◆ Set task:
Wherever the string "meinen" appears, copy the whole line.

[Collected data]
◆ ◆ ◆ ◆ ◆

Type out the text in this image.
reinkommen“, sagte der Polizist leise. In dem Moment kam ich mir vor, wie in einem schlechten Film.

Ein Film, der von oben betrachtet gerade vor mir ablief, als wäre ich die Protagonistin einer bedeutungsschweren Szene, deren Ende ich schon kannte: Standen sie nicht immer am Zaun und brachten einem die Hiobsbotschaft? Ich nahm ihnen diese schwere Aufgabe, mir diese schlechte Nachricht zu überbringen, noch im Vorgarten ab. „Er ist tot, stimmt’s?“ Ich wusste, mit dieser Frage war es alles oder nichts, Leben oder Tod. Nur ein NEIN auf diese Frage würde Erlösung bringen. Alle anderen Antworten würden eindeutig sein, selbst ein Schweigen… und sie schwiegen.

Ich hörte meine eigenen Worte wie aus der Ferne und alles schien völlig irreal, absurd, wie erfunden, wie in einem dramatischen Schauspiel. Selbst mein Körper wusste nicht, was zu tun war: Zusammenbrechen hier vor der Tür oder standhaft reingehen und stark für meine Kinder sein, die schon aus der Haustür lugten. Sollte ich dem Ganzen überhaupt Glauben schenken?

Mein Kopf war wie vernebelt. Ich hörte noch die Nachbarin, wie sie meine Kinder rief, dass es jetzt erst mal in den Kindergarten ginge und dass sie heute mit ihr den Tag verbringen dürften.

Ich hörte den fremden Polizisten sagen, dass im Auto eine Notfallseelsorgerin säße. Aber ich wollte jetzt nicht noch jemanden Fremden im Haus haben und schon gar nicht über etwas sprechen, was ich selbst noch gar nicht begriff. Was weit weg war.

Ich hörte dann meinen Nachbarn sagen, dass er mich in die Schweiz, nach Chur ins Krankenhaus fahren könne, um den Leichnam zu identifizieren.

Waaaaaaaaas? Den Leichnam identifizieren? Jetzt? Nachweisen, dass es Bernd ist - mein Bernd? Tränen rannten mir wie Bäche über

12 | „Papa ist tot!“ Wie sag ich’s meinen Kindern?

◆ ◆ ◆ ◆ ◆

◆ Exercise output:
Ich hörte dann meinen Nachbarn sagen, dass er mich in die Schweiz, nach Chur ins Krankenhaus fahren könne, um den Leichnam zu identifizieren.
12 | „Papa ist tot!“ Wie sag ich’s meinen Kindern?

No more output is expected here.